— DATA EXCERPTS —
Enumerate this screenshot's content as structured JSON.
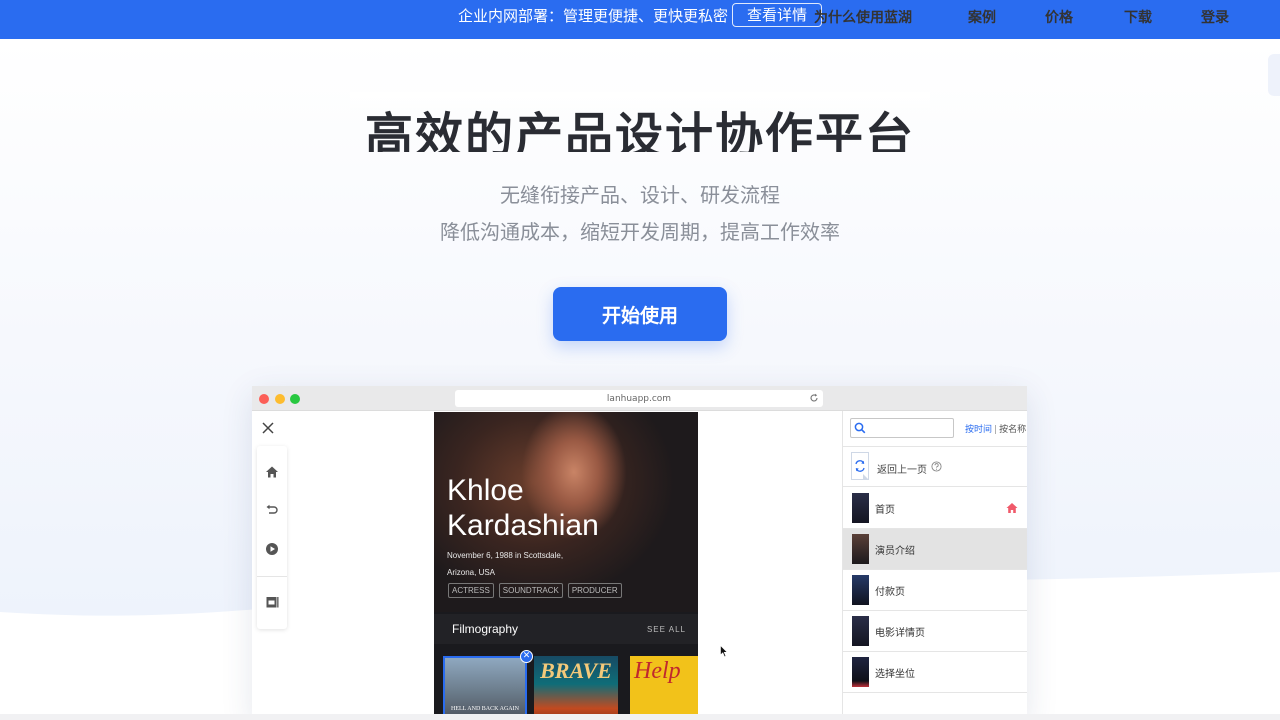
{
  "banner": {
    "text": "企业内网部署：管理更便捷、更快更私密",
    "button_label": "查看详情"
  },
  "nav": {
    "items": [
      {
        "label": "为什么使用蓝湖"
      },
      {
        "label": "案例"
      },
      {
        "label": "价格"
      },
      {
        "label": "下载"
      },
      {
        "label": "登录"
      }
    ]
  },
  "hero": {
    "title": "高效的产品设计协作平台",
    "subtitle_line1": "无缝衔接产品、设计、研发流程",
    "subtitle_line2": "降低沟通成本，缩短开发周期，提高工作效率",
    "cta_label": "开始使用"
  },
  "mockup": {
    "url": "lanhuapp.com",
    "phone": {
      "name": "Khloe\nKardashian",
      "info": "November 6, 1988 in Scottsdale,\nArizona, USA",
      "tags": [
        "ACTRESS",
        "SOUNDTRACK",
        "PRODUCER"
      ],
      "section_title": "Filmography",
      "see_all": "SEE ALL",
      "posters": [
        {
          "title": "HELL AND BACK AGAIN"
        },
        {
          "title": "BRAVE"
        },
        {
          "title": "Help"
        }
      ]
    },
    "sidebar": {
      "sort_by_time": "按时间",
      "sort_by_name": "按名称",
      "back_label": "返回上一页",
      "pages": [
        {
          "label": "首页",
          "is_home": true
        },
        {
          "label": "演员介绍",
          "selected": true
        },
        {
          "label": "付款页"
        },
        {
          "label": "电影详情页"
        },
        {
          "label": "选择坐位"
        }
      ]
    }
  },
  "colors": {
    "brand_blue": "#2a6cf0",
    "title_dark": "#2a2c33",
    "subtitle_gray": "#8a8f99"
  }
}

— YOUR TASK —
Apart from the pictures, the entries above are to be repeated in full and exactly.

— FULL ANSWER —
Enumerate this screenshot's content as structured JSON.
{
  "banner": {
    "text": "企业内网部署：管理更便捷、更快更私密",
    "button_label": "查看详情"
  },
  "nav": {
    "items": [
      {
        "label": "为什么使用蓝湖"
      },
      {
        "label": "案例"
      },
      {
        "label": "价格"
      },
      {
        "label": "下载"
      },
      {
        "label": "登录"
      }
    ]
  },
  "hero": {
    "title": "高效的产品设计协作平台",
    "subtitle_line1": "无缝衔接产品、设计、研发流程",
    "subtitle_line2": "降低沟通成本，缩短开发周期，提高工作效率",
    "cta_label": "开始使用"
  },
  "mockup": {
    "url": "lanhuapp.com",
    "phone": {
      "name": "Khloe\nKardashian",
      "info": "November 6, 1988 in Scottsdale,\nArizona, USA",
      "tags": [
        "ACTRESS",
        "SOUNDTRACK",
        "PRODUCER"
      ],
      "section_title": "Filmography",
      "see_all": "SEE ALL",
      "posters": [
        {
          "title": "HELL AND BACK AGAIN"
        },
        {
          "title": "BRAVE"
        },
        {
          "title": "Help"
        }
      ]
    },
    "sidebar": {
      "sort_by_time": "按时间",
      "sort_by_name": "按名称",
      "back_label": "返回上一页",
      "pages": [
        {
          "label": "首页",
          "is_home": true
        },
        {
          "label": "演员介绍",
          "selected": true
        },
        {
          "label": "付款页"
        },
        {
          "label": "电影详情页"
        },
        {
          "label": "选择坐位"
        }
      ]
    }
  },
  "colors": {
    "brand_blue": "#2a6cf0",
    "title_dark": "#2a2c33",
    "subtitle_gray": "#8a8f99"
  }
}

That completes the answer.